| Exercise objective |
All of the records below need to be copied exactly.

| Given entries |
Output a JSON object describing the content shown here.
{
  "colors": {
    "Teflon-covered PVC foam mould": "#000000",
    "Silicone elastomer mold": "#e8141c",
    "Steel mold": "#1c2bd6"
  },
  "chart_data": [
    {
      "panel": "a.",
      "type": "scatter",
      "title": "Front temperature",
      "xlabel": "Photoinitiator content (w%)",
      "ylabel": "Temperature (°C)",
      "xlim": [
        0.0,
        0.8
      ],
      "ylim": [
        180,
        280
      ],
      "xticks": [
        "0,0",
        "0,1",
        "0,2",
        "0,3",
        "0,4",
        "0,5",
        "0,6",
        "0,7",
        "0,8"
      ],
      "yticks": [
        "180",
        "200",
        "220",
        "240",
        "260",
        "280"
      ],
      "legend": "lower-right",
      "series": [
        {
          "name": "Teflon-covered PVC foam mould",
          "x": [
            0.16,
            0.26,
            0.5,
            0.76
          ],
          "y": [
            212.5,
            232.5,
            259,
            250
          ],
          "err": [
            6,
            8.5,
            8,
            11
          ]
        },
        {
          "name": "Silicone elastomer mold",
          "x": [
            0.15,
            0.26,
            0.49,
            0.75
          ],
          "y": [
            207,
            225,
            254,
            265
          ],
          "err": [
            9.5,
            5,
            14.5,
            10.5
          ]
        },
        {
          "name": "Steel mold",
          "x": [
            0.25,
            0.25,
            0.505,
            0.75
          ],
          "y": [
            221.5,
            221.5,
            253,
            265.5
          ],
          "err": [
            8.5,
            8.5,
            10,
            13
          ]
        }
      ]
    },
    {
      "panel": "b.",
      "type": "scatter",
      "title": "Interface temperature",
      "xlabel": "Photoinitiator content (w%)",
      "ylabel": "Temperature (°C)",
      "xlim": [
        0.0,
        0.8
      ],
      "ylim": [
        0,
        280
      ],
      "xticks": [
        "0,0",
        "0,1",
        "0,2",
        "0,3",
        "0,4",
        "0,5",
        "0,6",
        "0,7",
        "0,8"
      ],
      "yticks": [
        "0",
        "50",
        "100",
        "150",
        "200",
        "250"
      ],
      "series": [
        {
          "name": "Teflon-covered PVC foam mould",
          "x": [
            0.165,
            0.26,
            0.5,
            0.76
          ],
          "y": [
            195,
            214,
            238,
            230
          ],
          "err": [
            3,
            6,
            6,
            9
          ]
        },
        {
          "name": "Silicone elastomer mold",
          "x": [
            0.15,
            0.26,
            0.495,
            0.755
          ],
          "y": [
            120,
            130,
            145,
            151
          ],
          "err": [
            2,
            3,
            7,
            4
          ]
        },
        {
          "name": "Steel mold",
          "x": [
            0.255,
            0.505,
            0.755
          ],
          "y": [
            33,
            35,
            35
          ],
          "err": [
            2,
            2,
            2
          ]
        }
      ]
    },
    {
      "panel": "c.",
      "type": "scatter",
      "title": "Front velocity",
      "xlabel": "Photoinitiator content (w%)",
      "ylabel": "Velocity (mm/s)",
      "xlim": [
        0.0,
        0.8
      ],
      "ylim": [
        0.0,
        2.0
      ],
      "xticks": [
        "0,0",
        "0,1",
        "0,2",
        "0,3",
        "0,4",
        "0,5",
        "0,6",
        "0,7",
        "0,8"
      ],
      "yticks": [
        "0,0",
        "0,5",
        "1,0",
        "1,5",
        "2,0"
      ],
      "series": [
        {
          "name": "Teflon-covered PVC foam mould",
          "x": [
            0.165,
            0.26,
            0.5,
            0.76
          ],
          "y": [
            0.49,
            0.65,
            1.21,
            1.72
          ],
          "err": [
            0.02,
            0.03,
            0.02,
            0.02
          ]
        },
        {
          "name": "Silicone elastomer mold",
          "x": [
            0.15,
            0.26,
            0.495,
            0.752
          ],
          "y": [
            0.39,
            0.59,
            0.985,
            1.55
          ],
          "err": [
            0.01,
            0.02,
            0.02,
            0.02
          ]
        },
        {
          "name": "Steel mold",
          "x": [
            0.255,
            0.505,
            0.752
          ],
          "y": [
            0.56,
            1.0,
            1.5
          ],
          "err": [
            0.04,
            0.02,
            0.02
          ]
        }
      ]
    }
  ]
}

| Written solution |
Output a JSON object describing the content shown here.
{
  "colors": {
    "Teflon-covered PVC foam mould": "#000000",
    "Silicone elastomer mold": "#e8141c",
    "Steel mold": "#1c2bd6"
  },
  "chart_data": [
    {
      "panel": "a.",
      "type": "scatter",
      "title": "Front temperature",
      "xlabel": "Photoinitiator content (w%)",
      "ylabel": "Temperature (°C)",
      "xlim": [
        0.0,
        0.8
      ],
      "ylim": [
        180,
        280
      ],
      "xticks": [
        "0,0",
        "0,1",
        "0,2",
        "0,3",
        "0,4",
        "0,5",
        "0,6",
        "0,7",
        "0,8"
      ],
      "yticks": [
        "180",
        "200",
        "220",
        "240",
        "260",
        "280"
      ],
      "legend": "lower-right",
      "series": [
        {
          "name": "Teflon-covered PVC foam mould",
          "x": [
            0.16,
            0.26,
            0.5,
            0.76
          ],
          "y": [
            212.5,
            232.5,
            259,
            250
          ],
          "err": [
            6,
            8.5,
            8,
            11
          ]
        },
        {
          "name": "Silicone elastomer mold",
          "x": [
            0.15,
            0.26,
            0.49,
            0.75
          ],
          "y": [
            207,
            225,
            254,
            265
          ],
          "err": [
            9.5,
            5,
            14.5,
            10.5
          ]
        },
        {
          "name": "Steel mold",
          "x": [
            0.25,
            0.25,
            0.505,
            0.75
          ],
          "y": [
            221.5,
            221.5,
            253,
            265.5
          ],
          "err": [
            8.5,
            8.5,
            10,
            13
          ]
        }
      ]
    },
    {
      "panel": "b.",
      "type": "scatter",
      "title": "Interface temperature",
      "xlabel": "Photoinitiator content (w%)",
      "ylabel": "Temperature (°C)",
      "xlim": [
        0.0,
        0.8
      ],
      "ylim": [
        0,
        280
      ],
      "xticks": [
        "0,0",
        "0,1",
        "0,2",
        "0,3",
        "0,4",
        "0,5",
        "0,6",
        "0,7",
        "0,8"
      ],
      "yticks": [
        "0",
        "50",
        "100",
        "150",
        "200",
        "250"
      ],
      "series": [
        {
          "name": "Teflon-covered PVC foam mould",
          "x": [
            0.165,
            0.26,
            0.5,
            0.76
          ],
          "y": [
            195,
            214,
            238,
            230
          ],
          "err": [
            3,
            6,
            6,
            9
          ]
        },
        {
          "name": "Silicone elastomer mold",
          "x": [
            0.15,
            0.26,
            0.495,
            0.755
          ],
          "y": [
            120,
            130,
            145,
            151
          ],
          "err": [
            2,
            3,
            7,
            4
          ]
        },
        {
          "name": "Steel mold",
          "x": [
            0.255,
            0.505,
            0.755
          ],
          "y": [
            33,
            35,
            35
          ],
          "err": [
            2,
            2,
            2
          ]
        }
      ]
    },
    {
      "panel": "c.",
      "type": "scatter",
      "title": "Front velocity",
      "xlabel": "Photoinitiator content (w%)",
      "ylabel": "Velocity (mm/s)",
      "xlim": [
        0.0,
        0.8
      ],
      "ylim": [
        0.0,
        2.0
      ],
      "xticks": [
        "0,0",
        "0,1",
        "0,2",
        "0,3",
        "0,4",
        "0,5",
        "0,6",
        "0,7",
        "0,8"
      ],
      "yticks": [
        "0,0",
        "0,5",
        "1,0",
        "1,5",
        "2,0"
      ],
      "series": [
        {
          "name": "Teflon-covered PVC foam mould",
          "x": [
            0.165,
            0.26,
            0.5,
            0.76
          ],
          "y": [
            0.49,
            0.65,
            1.21,
            1.72
          ],
          "err": [
            0.02,
            0.03,
            0.02,
            0.02
          ]
        },
        {
          "name": "Silicone elastomer mold",
          "x": [
            0.15,
            0.26,
            0.495,
            0.752
          ],
          "y": [
            0.39,
            0.59,
            0.985,
            1.55
          ],
          "err": [
            0.01,
            0.02,
            0.02,
            0.02
          ]
        },
        {
          "name": "Steel mold",
          "x": [
            0.255,
            0.505,
            0.752
          ],
          "y": [
            0.56,
            1.0,
            1.5
          ],
          "err": [
            0.04,
            0.02,
            0.02
          ]
        }
      ]
    }
  ]
}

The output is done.